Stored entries
--------------------------------------------------

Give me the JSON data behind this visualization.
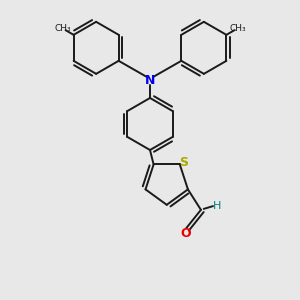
{
  "background_color": "#e8e8e8",
  "bond_color": "#1a1a1a",
  "N_color": "#0000ee",
  "S_color": "#aaaa00",
  "O_color": "#ee0000",
  "H_color": "#008080",
  "bond_width": 1.4,
  "dbo": 0.038,
  "figsize": [
    3.0,
    3.0
  ],
  "dpi": 100,
  "xlim": [
    -1.6,
    1.6
  ],
  "ylim": [
    -1.55,
    1.55
  ]
}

--------------------------------------------------

■ What to produce
Your copy should match the entries exactly, minus the pictures.

■ Expected output
Give me the JSON data behind this visualization.
{
  "background_color": "#e8e8e8",
  "bond_color": "#1a1a1a",
  "N_color": "#0000ee",
  "S_color": "#aaaa00",
  "O_color": "#ee0000",
  "H_color": "#008080",
  "bond_width": 1.4,
  "dbo": 0.038,
  "figsize": [
    3.0,
    3.0
  ],
  "dpi": 100,
  "xlim": [
    -1.6,
    1.6
  ],
  "ylim": [
    -1.55,
    1.55
  ]
}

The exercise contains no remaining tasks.